Dataset rows:
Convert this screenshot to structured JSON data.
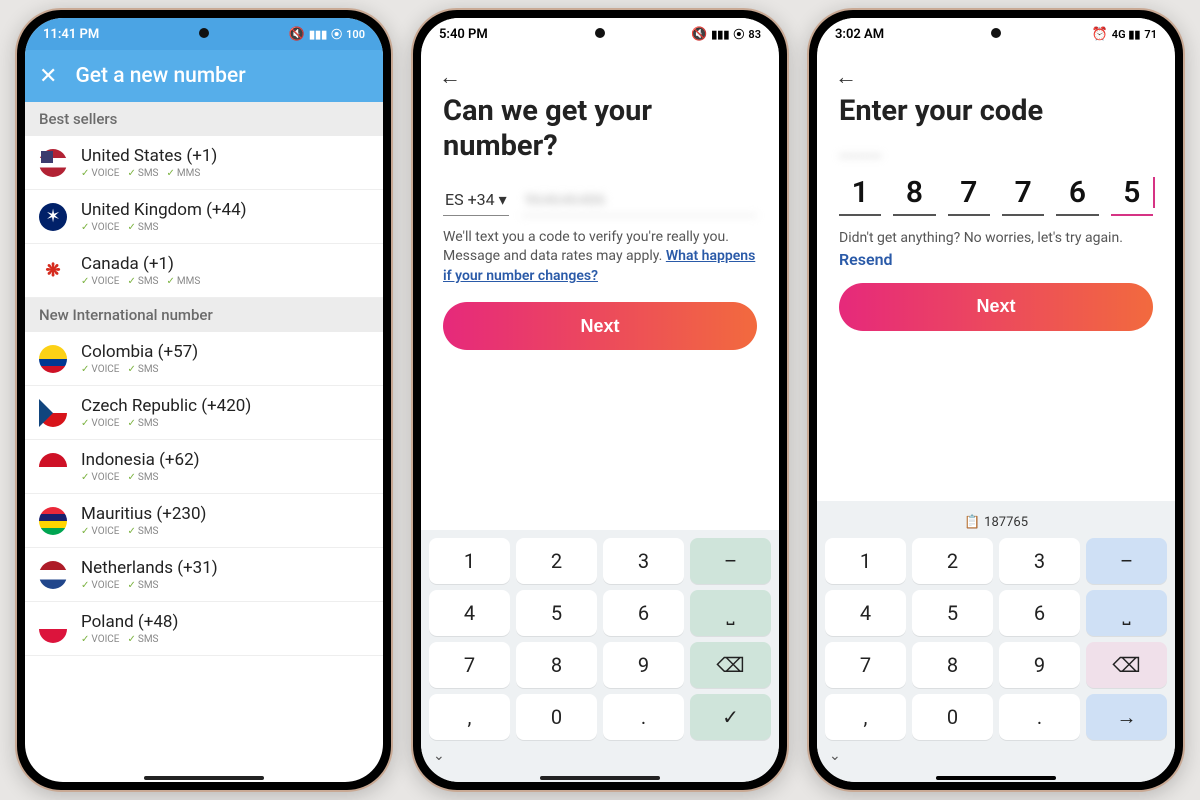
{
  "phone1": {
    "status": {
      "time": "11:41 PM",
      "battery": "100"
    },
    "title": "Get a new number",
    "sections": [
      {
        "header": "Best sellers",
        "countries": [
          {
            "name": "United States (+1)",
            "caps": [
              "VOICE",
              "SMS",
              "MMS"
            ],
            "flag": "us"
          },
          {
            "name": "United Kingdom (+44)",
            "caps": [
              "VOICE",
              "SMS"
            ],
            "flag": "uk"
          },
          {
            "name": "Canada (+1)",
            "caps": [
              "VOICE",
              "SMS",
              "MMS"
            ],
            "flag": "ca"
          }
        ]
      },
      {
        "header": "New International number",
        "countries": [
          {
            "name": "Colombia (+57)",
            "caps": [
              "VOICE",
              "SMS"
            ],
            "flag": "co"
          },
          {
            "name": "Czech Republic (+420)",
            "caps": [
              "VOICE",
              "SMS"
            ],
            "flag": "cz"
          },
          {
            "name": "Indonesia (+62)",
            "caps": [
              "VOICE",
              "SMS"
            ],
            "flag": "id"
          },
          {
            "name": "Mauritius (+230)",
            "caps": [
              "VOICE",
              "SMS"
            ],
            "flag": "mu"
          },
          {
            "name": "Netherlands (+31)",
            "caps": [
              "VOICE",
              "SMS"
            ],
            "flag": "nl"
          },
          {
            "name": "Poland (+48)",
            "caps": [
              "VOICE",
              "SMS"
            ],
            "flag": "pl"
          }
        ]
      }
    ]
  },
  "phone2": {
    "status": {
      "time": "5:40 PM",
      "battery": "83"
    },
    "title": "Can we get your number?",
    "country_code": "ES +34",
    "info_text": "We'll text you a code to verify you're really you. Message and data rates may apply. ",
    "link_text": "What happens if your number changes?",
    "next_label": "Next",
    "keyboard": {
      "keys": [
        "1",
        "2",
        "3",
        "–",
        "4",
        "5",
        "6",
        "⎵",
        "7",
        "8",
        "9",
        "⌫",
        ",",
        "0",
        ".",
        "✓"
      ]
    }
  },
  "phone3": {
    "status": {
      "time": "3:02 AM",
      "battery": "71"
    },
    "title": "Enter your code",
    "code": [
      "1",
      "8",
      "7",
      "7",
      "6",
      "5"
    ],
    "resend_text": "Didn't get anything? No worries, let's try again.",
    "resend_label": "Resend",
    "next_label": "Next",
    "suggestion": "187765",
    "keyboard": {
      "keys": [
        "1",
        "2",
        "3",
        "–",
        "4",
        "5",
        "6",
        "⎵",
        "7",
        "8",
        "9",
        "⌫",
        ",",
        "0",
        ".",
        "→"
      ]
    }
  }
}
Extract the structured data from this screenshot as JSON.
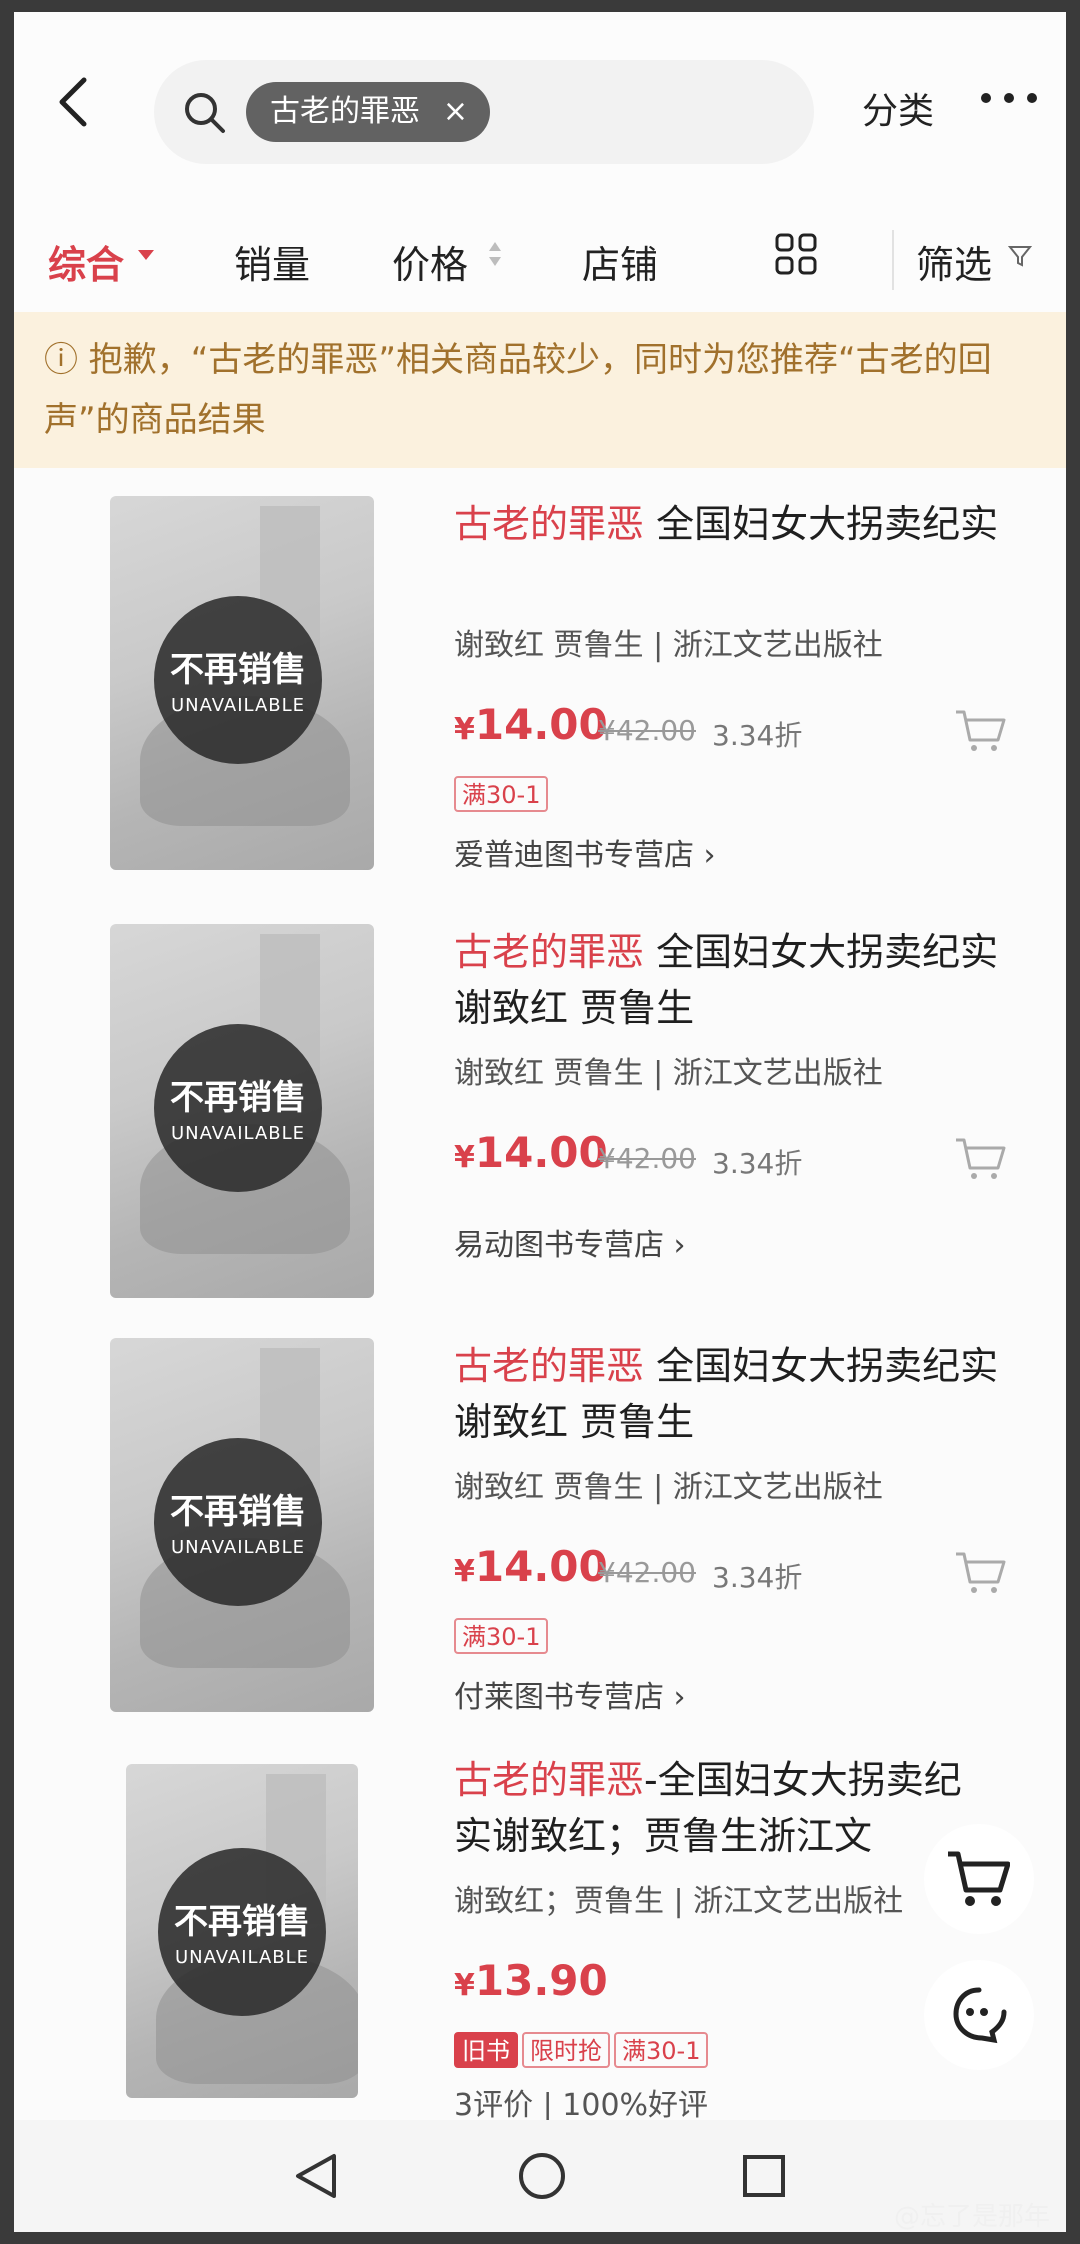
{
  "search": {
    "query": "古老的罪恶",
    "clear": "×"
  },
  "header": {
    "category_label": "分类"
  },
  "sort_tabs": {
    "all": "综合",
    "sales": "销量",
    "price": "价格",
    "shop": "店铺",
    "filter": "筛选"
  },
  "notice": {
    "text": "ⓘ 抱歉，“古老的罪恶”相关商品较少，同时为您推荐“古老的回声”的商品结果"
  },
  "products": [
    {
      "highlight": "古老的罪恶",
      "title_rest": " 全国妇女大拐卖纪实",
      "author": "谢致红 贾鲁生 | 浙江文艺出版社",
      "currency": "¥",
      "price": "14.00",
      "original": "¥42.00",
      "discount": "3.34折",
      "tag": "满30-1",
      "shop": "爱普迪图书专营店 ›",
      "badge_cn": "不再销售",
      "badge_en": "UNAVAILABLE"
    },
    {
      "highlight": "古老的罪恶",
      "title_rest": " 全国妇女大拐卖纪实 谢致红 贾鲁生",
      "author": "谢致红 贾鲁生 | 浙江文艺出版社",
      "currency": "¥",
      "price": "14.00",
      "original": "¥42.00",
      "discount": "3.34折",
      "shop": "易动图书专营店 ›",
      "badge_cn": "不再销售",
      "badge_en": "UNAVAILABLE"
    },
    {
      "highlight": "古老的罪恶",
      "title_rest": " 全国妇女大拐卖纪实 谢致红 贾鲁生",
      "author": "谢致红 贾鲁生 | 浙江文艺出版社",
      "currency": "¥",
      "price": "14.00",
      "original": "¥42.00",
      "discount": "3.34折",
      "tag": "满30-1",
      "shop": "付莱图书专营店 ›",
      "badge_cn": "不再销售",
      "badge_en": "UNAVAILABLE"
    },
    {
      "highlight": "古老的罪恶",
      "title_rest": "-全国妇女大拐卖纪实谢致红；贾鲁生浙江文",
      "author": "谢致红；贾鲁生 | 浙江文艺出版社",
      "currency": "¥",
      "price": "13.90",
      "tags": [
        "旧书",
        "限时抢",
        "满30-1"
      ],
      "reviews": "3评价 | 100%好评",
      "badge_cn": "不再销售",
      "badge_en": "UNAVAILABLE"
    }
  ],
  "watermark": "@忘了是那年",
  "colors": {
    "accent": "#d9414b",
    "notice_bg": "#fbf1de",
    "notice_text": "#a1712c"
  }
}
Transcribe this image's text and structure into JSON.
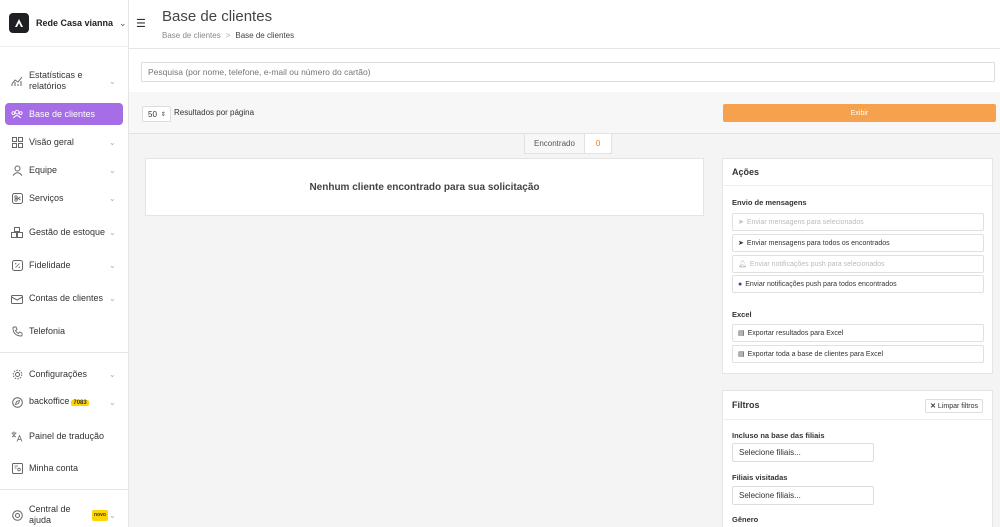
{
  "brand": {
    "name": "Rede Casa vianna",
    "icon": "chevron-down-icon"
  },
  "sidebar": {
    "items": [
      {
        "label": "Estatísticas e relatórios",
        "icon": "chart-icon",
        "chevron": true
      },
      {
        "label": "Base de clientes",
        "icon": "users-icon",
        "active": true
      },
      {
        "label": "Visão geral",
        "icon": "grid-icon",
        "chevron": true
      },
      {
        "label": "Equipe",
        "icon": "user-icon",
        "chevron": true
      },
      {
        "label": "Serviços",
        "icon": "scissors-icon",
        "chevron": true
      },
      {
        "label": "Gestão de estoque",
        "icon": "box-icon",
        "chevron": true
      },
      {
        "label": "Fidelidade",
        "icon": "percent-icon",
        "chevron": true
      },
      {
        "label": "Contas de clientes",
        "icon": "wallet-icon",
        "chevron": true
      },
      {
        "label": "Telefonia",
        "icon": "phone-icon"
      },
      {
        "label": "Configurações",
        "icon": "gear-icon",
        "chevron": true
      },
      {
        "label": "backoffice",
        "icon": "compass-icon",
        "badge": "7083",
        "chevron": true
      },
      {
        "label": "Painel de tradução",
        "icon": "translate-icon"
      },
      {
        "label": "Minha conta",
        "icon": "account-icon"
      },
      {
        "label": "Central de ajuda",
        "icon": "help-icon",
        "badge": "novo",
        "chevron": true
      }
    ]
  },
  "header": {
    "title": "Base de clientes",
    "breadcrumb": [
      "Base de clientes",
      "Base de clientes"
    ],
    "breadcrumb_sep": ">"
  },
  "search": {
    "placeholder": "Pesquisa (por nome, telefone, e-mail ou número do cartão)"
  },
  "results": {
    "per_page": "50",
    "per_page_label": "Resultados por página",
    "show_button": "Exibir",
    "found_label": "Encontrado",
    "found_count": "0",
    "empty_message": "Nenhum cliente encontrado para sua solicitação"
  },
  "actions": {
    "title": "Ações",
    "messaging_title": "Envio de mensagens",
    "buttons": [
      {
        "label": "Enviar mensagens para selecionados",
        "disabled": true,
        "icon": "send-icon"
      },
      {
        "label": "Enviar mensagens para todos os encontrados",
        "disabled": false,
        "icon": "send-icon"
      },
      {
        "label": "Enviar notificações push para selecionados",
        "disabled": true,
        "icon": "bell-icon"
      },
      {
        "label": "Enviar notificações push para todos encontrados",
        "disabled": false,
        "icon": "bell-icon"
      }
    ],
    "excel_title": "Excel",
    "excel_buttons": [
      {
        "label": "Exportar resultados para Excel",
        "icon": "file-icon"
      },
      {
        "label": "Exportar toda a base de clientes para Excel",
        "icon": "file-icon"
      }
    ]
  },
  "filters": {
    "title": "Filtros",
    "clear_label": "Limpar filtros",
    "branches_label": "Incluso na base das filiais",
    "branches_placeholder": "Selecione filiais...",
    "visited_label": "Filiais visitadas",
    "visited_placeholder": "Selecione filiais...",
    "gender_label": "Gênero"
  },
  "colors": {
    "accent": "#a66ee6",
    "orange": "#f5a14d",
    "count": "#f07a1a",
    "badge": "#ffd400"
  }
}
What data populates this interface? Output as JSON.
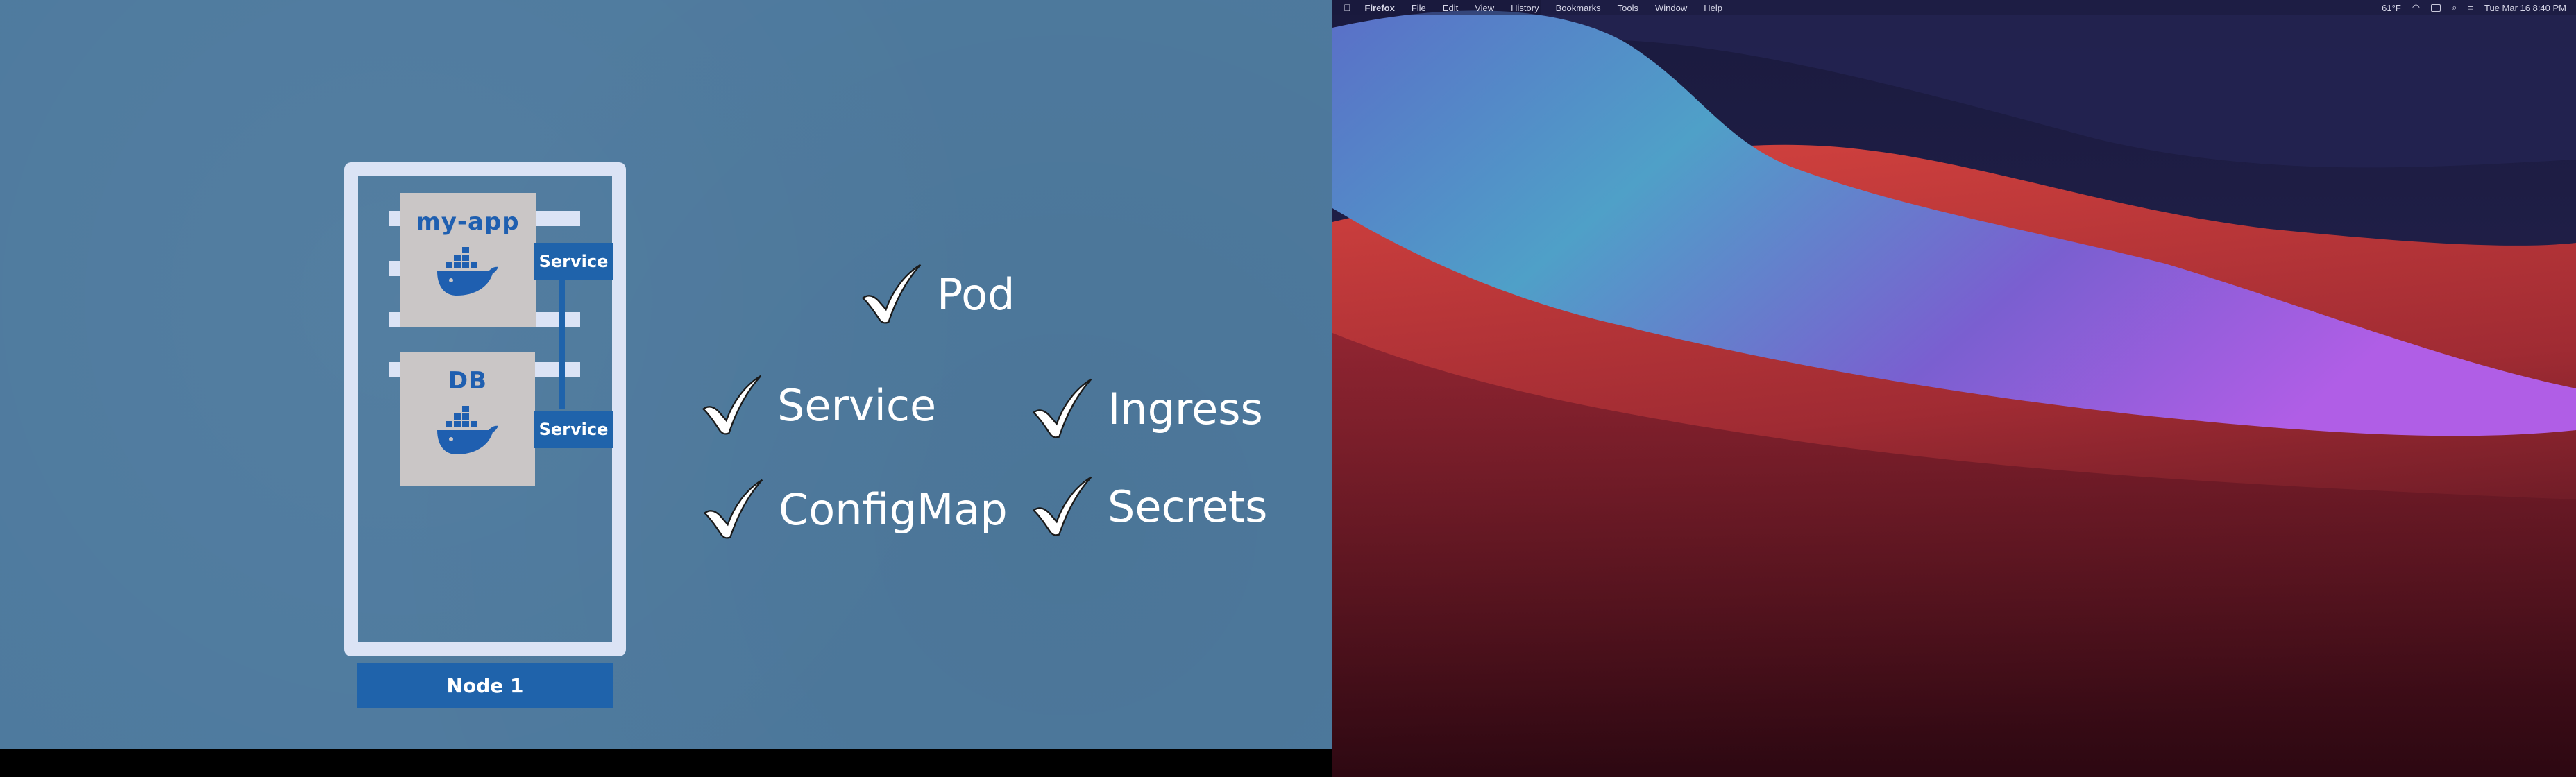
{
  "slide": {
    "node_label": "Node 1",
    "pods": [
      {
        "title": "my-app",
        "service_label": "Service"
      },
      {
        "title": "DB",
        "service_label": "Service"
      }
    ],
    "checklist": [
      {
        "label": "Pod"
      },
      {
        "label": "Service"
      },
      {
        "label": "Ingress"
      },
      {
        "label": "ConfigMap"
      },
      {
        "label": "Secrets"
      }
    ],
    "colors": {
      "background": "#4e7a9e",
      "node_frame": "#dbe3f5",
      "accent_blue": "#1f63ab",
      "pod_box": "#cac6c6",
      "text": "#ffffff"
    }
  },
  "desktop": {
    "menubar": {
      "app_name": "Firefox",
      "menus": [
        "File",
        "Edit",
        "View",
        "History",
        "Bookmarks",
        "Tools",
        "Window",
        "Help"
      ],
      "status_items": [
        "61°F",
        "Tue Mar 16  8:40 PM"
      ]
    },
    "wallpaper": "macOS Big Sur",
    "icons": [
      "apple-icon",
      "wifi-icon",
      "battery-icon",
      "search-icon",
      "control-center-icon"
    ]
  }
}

Direction →
Gather up the lines containing the word "shop" from these records and copy them.

Exercise output →
    "shop": "店铺",
      "shop": "爱普迪图书专营店 ›",
      "shop": "易动图书专营店 ›",
      "shop": "付莱图书专营店 ›",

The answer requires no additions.